[Start of SELECTED PASSAGE]
Thursday, April 19

Review: We'll Always Have Paris by Jessica Hart

One of the reasons I love blogging so much is the people you get meet and the friends you make :) It's really just awesome to have this instant connection with someone. Just the fact that you mention character names and that other blogger immediately knows the book you're talking about... It's an incredible feeling! So today, I'm happy to introduce my newest blogger friend, Brie from Romance Around the Corner, as my buddy reviewer!

Brie and I met because we visit the some of the same blogs :) Actually, the book we've reviewed today, We'll Always Have Paris by Jessica Hart, is the best proof LOL. We both read Wendy's recent post about comfort authors and ended up buying Ms Hart's newest release LOL. When we realized it, we decided to buddy review the book :) And voila! Enjoy!
[End of SELECTED PASSAGE]
[Start of STORED ROWS]
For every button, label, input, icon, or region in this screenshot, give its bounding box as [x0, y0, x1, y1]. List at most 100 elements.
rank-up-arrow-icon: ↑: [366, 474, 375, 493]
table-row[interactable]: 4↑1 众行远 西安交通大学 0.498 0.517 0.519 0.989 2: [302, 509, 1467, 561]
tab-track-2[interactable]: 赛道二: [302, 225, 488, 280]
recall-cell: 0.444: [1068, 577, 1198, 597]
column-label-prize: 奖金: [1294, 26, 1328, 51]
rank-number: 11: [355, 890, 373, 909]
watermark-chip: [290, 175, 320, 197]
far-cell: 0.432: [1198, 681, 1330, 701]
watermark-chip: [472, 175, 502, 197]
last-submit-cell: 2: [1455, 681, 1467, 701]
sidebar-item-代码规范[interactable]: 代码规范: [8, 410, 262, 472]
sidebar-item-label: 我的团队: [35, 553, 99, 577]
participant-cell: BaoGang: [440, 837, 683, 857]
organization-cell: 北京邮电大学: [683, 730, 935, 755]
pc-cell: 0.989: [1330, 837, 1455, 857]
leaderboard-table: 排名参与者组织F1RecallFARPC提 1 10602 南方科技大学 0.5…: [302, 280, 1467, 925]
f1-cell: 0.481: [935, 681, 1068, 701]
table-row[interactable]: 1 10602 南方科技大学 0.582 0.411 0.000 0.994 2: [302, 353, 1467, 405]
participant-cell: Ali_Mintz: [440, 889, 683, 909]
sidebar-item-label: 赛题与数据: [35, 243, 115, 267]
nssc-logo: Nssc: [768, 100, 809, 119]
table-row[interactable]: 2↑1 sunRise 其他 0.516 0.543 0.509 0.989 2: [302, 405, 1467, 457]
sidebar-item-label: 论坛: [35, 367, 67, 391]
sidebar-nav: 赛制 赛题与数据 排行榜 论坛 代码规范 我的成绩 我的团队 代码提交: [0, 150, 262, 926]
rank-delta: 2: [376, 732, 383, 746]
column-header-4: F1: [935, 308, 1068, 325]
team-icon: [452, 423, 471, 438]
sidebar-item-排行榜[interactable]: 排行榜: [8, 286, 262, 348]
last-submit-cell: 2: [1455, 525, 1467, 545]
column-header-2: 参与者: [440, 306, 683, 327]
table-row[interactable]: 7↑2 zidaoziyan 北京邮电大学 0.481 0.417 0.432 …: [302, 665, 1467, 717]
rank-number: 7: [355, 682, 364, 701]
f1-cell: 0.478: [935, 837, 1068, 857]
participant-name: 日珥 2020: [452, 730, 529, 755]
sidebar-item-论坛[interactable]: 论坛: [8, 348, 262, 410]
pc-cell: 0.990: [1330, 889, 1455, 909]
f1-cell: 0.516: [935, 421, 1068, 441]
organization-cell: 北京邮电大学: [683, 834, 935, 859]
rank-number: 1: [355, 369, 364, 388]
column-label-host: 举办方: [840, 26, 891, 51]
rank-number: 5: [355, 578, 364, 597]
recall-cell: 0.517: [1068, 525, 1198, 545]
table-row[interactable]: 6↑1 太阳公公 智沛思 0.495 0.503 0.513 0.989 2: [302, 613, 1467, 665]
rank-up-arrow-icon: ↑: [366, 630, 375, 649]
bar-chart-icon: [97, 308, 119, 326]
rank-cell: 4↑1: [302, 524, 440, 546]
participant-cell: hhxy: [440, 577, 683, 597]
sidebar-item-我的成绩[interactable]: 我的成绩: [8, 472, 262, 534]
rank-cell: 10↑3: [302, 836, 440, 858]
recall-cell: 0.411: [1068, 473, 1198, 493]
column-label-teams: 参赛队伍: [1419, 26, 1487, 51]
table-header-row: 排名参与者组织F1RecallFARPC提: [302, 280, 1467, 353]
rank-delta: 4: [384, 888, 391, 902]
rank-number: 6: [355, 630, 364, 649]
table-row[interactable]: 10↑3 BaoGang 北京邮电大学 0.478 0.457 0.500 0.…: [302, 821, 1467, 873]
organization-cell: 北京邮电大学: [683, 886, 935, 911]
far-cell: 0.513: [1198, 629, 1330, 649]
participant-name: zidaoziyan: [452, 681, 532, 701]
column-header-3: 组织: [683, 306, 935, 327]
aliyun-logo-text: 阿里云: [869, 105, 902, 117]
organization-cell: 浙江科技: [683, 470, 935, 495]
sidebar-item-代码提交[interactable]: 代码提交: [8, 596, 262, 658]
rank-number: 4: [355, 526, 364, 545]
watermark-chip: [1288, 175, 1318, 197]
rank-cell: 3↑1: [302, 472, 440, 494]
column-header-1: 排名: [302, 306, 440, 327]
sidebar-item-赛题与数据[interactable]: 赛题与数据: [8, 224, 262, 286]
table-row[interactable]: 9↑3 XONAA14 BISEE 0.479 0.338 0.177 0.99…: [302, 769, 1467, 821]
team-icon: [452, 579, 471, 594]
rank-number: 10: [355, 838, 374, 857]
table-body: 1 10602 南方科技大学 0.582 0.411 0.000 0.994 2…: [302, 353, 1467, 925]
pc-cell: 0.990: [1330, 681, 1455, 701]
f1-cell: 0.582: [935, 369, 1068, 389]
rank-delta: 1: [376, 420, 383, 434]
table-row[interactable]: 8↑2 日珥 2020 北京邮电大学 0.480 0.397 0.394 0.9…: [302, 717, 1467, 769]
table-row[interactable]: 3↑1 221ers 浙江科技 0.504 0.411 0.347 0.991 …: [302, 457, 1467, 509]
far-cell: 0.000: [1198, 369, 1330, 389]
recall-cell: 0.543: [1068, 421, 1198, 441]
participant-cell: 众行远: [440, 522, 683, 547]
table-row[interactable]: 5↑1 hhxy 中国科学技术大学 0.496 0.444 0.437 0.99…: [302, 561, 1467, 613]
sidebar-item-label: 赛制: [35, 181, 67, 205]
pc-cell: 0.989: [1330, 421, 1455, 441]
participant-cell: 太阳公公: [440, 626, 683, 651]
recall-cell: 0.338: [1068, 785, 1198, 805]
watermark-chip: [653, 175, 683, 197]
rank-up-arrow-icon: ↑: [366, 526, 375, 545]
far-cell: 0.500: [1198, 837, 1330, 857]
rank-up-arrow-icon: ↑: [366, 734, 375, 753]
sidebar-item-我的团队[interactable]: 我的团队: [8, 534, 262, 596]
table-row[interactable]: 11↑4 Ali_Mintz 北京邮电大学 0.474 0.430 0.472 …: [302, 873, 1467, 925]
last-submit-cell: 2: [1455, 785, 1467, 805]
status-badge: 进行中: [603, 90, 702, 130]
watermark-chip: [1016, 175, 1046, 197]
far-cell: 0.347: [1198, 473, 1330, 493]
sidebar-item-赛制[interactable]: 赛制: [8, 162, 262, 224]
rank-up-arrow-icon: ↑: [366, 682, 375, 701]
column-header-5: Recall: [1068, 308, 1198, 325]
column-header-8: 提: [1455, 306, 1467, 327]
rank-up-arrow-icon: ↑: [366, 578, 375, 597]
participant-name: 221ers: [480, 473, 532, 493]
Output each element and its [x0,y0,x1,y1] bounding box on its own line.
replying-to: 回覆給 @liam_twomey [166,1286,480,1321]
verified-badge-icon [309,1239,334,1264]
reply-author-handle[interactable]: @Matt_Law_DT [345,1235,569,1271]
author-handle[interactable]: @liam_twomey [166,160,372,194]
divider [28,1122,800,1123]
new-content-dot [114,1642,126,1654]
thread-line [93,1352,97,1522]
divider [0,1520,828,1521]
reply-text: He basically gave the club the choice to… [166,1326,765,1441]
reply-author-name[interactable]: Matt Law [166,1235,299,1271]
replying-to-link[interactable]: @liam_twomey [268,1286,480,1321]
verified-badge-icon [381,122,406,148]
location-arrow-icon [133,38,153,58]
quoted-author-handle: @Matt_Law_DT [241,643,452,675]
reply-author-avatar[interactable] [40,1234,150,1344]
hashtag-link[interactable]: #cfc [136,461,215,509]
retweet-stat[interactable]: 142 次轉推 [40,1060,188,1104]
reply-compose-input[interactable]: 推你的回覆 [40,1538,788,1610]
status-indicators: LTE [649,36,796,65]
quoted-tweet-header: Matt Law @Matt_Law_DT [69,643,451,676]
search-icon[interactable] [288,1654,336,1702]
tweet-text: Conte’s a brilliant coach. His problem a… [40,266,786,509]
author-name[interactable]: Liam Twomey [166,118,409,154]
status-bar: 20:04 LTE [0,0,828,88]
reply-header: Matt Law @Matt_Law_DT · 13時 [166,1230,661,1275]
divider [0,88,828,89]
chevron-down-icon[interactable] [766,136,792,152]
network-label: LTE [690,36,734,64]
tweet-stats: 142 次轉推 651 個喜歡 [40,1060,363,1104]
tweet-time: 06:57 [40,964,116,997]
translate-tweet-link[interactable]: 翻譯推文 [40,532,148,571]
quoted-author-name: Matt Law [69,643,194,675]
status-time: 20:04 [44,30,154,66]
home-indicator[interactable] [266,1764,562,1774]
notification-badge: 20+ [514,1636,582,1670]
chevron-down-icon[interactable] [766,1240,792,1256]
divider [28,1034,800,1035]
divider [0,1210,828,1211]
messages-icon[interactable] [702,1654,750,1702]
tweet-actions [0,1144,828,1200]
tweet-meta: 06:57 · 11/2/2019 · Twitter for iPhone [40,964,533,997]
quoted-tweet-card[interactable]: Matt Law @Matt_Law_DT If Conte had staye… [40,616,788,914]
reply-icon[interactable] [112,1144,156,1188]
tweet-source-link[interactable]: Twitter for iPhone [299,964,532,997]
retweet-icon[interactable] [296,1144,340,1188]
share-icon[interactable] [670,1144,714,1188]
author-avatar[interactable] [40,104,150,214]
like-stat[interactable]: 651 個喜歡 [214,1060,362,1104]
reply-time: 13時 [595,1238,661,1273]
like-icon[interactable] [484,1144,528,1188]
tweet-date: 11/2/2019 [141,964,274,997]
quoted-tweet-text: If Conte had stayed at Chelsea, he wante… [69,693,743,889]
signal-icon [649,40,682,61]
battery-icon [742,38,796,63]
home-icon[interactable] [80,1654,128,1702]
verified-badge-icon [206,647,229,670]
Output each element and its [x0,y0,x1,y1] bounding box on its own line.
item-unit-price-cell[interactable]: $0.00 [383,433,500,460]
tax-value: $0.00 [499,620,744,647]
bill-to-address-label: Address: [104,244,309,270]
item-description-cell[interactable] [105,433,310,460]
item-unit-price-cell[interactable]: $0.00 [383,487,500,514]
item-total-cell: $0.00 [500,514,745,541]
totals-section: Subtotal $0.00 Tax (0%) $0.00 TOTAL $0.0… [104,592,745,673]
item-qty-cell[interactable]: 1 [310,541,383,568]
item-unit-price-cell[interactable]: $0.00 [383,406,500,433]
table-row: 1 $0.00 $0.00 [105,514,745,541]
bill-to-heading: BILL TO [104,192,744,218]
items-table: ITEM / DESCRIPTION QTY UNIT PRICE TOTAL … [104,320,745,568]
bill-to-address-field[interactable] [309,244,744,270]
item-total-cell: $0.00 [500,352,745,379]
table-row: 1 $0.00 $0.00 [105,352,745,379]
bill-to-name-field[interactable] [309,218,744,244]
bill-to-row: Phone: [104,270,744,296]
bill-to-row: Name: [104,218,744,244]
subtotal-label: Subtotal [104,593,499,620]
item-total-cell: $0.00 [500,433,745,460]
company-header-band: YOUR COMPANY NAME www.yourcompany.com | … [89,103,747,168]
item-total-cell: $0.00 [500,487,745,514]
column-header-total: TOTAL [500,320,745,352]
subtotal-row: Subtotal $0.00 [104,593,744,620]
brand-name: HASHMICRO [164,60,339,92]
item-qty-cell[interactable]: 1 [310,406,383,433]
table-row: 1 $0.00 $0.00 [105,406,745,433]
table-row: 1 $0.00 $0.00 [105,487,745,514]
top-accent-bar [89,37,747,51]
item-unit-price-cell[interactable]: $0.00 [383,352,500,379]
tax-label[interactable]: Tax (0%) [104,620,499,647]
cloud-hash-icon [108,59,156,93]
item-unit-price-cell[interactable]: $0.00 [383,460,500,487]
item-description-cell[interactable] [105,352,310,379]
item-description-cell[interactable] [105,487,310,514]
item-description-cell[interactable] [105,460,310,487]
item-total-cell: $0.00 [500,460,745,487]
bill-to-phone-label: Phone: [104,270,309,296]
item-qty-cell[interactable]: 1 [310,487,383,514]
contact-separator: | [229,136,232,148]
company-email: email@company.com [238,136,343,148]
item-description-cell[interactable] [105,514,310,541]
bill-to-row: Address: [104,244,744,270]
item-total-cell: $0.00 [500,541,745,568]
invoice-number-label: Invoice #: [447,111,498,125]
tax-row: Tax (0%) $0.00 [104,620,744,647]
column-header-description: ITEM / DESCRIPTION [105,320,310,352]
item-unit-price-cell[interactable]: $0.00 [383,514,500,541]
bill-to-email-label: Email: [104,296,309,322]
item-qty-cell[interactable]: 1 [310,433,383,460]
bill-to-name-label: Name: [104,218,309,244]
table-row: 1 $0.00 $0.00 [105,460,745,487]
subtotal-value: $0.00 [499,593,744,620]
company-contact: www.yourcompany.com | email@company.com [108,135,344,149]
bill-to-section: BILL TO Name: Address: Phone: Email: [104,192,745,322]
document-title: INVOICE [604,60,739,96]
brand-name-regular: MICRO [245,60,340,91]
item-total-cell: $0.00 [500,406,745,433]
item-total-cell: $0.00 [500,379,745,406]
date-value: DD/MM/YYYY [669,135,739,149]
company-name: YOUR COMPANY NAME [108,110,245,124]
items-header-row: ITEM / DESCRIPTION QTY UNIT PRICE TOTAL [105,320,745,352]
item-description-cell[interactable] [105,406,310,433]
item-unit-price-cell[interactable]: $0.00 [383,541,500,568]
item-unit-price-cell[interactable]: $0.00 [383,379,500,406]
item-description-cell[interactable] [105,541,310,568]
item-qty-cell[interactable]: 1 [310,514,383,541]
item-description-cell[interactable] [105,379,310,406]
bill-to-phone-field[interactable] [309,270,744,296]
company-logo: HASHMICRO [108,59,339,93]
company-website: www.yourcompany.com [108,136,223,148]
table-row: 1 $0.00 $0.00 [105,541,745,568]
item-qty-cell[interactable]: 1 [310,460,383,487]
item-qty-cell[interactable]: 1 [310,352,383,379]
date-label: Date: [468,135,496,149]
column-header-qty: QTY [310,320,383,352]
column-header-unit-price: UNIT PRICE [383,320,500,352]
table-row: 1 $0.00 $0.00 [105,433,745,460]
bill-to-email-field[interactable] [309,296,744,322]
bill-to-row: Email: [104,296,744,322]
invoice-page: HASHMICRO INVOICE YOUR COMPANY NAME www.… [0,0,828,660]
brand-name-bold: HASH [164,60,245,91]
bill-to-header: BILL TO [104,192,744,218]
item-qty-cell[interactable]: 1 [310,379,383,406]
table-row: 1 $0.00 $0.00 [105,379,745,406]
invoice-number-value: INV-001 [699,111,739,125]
[End of STORED ROWS]
§ **TASK STATEMENT**: Decide whether each statement agrees with the blog introduction: (a) the blogger and Brie met by visiting some of the same blogs; (b) both of them read a post by Wendy about comfort authors; (c) the book they reviewed was written by Wendy. Answer yes or no for each, quoting the words from the blog introduction that decide it. You will not need the records for this work.

§ **SOLUTION TO THE PROBLEM**:
(a) Yes: "Brie and I met because we visit the some of the same blogs"
(b) Yes: "We both read Wendy's recent post about comfort authors"
(c) No: "We'll Always Have Paris by Jessica Hart"